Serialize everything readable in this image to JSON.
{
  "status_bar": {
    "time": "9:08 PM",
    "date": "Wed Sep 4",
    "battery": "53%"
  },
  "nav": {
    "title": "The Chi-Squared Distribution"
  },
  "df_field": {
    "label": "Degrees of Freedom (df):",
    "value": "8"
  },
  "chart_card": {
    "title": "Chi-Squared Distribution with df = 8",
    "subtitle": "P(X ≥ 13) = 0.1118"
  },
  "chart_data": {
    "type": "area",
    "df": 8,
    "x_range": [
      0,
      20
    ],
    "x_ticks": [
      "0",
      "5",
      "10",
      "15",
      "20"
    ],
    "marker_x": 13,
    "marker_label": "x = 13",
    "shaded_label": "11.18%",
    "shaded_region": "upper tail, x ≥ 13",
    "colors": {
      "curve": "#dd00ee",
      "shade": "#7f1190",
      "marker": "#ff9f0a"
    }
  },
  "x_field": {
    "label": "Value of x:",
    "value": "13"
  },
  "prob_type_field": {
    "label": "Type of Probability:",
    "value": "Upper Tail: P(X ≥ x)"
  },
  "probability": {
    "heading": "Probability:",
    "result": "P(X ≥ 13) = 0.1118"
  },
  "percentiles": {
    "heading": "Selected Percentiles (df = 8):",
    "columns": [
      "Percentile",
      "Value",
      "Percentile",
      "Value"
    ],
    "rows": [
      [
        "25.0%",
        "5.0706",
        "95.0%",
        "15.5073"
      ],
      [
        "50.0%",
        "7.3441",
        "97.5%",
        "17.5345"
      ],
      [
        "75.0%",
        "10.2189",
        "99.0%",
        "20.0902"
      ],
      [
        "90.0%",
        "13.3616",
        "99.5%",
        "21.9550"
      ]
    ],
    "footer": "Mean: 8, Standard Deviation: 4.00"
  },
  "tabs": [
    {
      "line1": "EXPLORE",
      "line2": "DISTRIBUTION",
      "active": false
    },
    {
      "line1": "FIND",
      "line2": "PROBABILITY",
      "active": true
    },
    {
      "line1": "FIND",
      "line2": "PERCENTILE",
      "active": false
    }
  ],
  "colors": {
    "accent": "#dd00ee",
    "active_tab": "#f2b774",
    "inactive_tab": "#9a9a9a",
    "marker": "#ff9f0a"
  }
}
————
TASK STATEMENT —
Your task is to repeat every entry exactly.

SOLVED EXERCISE —
Serialize everything readable in this image to JSON.
{
  "status_bar": {
    "time": "9:08 PM",
    "date": "Wed Sep 4",
    "battery": "53%"
  },
  "nav": {
    "title": "The Chi-Squared Distribution"
  },
  "df_field": {
    "label": "Degrees of Freedom (df):",
    "value": "8"
  },
  "chart_card": {
    "title": "Chi-Squared Distribution with df = 8",
    "subtitle": "P(X ≥ 13) = 0.1118"
  },
  "chart_data": {
    "type": "area",
    "df": 8,
    "x_range": [
      0,
      20
    ],
    "x_ticks": [
      "0",
      "5",
      "10",
      "15",
      "20"
    ],
    "marker_x": 13,
    "marker_label": "x = 13",
    "shaded_label": "11.18%",
    "shaded_region": "upper tail, x ≥ 13",
    "colors": {
      "curve": "#dd00ee",
      "shade": "#7f1190",
      "marker": "#ff9f0a"
    }
  },
  "x_field": {
    "label": "Value of x:",
    "value": "13"
  },
  "prob_type_field": {
    "label": "Type of Probability:",
    "value": "Upper Tail: P(X ≥ x)"
  },
  "probability": {
    "heading": "Probability:",
    "result": "P(X ≥ 13) = 0.1118"
  },
  "percentiles": {
    "heading": "Selected Percentiles (df = 8):",
    "columns": [
      "Percentile",
      "Value",
      "Percentile",
      "Value"
    ],
    "rows": [
      [
        "25.0%",
        "5.0706",
        "95.0%",
        "15.5073"
      ],
      [
        "50.0%",
        "7.3441",
        "97.5%",
        "17.5345"
      ],
      [
        "75.0%",
        "10.2189",
        "99.0%",
        "20.0902"
      ],
      [
        "90.0%",
        "13.3616",
        "99.5%",
        "21.9550"
      ]
    ],
    "footer": "Mean: 8, Standard Deviation: 4.00"
  },
  "tabs": [
    {
      "line1": "EXPLORE",
      "line2": "DISTRIBUTION",
      "active": false
    },
    {
      "line1": "FIND",
      "line2": "PROBABILITY",
      "active": true
    },
    {
      "line1": "FIND",
      "line2": "PERCENTILE",
      "active": false
    }
  ],
  "colors": {
    "accent": "#dd00ee",
    "active_tab": "#f2b774",
    "inactive_tab": "#9a9a9a",
    "marker": "#ff9f0a"
  }
}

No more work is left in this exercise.